* _To do_:
Reproduce the following material exactly, including every line.

* _Data section_:
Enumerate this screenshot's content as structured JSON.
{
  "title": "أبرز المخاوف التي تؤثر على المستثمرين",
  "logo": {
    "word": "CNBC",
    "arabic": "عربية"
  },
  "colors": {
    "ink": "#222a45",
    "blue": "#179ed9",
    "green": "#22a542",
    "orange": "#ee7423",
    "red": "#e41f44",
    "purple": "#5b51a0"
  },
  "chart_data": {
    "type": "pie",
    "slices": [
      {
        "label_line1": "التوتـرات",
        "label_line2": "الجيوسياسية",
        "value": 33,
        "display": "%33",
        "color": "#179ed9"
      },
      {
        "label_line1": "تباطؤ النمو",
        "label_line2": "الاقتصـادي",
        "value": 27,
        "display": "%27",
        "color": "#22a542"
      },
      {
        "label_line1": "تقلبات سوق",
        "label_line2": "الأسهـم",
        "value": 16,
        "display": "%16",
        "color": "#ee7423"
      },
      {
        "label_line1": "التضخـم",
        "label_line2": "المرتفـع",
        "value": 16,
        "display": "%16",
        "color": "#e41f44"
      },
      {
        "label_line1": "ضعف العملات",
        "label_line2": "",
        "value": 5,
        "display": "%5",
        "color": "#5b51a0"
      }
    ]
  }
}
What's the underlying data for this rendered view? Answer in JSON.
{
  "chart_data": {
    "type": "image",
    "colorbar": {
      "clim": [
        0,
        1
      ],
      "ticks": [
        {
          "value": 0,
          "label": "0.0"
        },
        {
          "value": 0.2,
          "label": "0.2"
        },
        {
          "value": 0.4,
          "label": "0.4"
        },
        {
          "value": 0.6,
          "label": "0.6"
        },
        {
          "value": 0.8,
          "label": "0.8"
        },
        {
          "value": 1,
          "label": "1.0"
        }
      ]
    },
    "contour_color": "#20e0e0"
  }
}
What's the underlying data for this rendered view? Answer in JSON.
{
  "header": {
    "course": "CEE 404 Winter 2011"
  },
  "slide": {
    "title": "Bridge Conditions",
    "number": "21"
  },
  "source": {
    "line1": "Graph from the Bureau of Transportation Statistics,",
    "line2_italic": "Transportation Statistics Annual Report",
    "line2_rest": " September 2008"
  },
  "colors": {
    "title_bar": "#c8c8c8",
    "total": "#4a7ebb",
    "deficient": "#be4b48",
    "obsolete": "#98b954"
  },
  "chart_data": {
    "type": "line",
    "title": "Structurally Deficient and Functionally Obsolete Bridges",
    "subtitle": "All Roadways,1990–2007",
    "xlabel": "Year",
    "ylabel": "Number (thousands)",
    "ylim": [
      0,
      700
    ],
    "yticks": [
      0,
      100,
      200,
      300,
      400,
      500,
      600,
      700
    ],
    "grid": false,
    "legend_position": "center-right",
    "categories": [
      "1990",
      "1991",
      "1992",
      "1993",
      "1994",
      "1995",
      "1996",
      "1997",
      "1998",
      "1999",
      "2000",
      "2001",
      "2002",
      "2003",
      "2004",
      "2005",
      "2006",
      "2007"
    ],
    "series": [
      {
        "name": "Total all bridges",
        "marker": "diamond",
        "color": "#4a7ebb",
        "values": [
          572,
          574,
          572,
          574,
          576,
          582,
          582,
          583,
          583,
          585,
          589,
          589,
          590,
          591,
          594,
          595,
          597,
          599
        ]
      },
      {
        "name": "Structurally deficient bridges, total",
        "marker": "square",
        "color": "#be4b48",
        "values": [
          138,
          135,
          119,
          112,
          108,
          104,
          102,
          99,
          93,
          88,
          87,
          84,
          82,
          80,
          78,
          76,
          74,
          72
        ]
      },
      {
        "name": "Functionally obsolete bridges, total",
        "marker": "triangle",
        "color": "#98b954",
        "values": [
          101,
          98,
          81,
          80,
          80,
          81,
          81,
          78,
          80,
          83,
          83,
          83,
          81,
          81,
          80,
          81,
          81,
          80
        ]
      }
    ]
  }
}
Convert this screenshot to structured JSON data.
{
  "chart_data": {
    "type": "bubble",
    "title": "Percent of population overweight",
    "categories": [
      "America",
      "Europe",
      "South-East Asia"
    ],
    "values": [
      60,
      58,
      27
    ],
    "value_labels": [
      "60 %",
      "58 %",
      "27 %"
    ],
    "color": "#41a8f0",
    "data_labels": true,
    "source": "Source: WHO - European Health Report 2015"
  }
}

* _Solution for this task_:
Enumerate this screenshot's content as structured JSON.
{
  "title": "أبرز المخاوف التي تؤثر على المستثمرين",
  "logo": {
    "word": "CNBC",
    "arabic": "عربية"
  },
  "colors": {
    "ink": "#222a45",
    "blue": "#179ed9",
    "green": "#22a542",
    "orange": "#ee7423",
    "red": "#e41f44",
    "purple": "#5b51a0"
  },
  "chart_data": {
    "type": "pie",
    "slices": [
      {
        "label_line1": "التوتـرات",
        "label_line2": "الجيوسياسية",
        "value": 33,
        "display": "%33",
        "color": "#179ed9"
      },
      {
        "label_line1": "تباطؤ النمو",
        "label_line2": "الاقتصـادي",
        "value": 27,
        "display": "%27",
        "color": "#22a542"
      },
      {
        "label_line1": "تقلبات سوق",
        "label_line2": "الأسهـم",
        "value": 16,
        "display": "%16",
        "color": "#ee7423"
      },
      {
        "label_line1": "التضخـم",
        "label_line2": "المرتفـع",
        "value": 16,
        "display": "%16",
        "color": "#e41f44"
      },
      {
        "label_line1": "ضعف العملات",
        "label_line2": "",
        "value": 5,
        "display": "%5",
        "color": "#5b51a0"
      }
    ]
  }
}
What's the underlying data for this rendered view? Answer in JSON.
{
  "chart_data": {
    "type": "image",
    "colorbar": {
      "clim": [
        0,
        1
      ],
      "ticks": [
        {
          "value": 0,
          "label": "0.0"
        },
        {
          "value": 0.2,
          "label": "0.2"
        },
        {
          "value": 0.4,
          "label": "0.4"
        },
        {
          "value": 0.6,
          "label": "0.6"
        },
        {
          "value": 0.8,
          "label": "0.8"
        },
        {
          "value": 1,
          "label": "1.0"
        }
      ]
    },
    "contour_color": "#20e0e0"
  }
}
What's the underlying data for this rendered view? Answer in JSON.
{
  "header": {
    "course": "CEE 404 Winter 2011"
  },
  "slide": {
    "title": "Bridge Conditions",
    "number": "21"
  },
  "source": {
    "line1": "Graph from the Bureau of Transportation Statistics,",
    "line2_italic": "Transportation Statistics Annual Report",
    "line2_rest": " September 2008"
  },
  "colors": {
    "title_bar": "#c8c8c8",
    "total": "#4a7ebb",
    "deficient": "#be4b48",
    "obsolete": "#98b954"
  },
  "chart_data": {
    "type": "line",
    "title": "Structurally Deficient and Functionally Obsolete Bridges",
    "subtitle": "All Roadways,1990–2007",
    "xlabel": "Year",
    "ylabel": "Number (thousands)",
    "ylim": [
      0,
      700
    ],
    "yticks": [
      0,
      100,
      200,
      300,
      400,
      500,
      600,
      700
    ],
    "grid": false,
    "legend_position": "center-right",
    "categories": [
      "1990",
      "1991",
      "1992",
      "1993",
      "1994",
      "1995",
      "1996",
      "1997",
      "1998",
      "1999",
      "2000",
      "2001",
      "2002",
      "2003",
      "2004",
      "2005",
      "2006",
      "2007"
    ],
    "series": [
      {
        "name": "Total all bridges",
        "marker": "diamond",
        "color": "#4a7ebb",
        "values": [
          572,
          574,
          572,
          574,
          576,
          582,
          582,
          583,
          583,
          585,
          589,
          589,
          590,
          591,
          594,
          595,
          597,
          599
        ]
      },
      {
        "name": "Structurally deficient bridges, total",
        "marker": "square",
        "color": "#be4b48",
        "values": [
          138,
          135,
          119,
          112,
          108,
          104,
          102,
          99,
          93,
          88,
          87,
          84,
          82,
          80,
          78,
          76,
          74,
          72
        ]
      },
      {
        "name": "Functionally obsolete bridges, total",
        "marker": "triangle",
        "color": "#98b954",
        "values": [
          101,
          98,
          81,
          80,
          80,
          81,
          81,
          78,
          80,
          83,
          83,
          83,
          81,
          81,
          80,
          81,
          81,
          80
        ]
      }
    ]
  }
}
Convert this screenshot to structured JSON data.
{
  "chart_data": {
    "type": "bubble",
    "title": "Percent of population overweight",
    "categories": [
      "America",
      "Europe",
      "South-East Asia"
    ],
    "values": [
      60,
      58,
      27
    ],
    "value_labels": [
      "60 %",
      "58 %",
      "27 %"
    ],
    "color": "#41a8f0",
    "data_labels": true,
    "source": "Source: WHO - European Health Report 2015"
  }
}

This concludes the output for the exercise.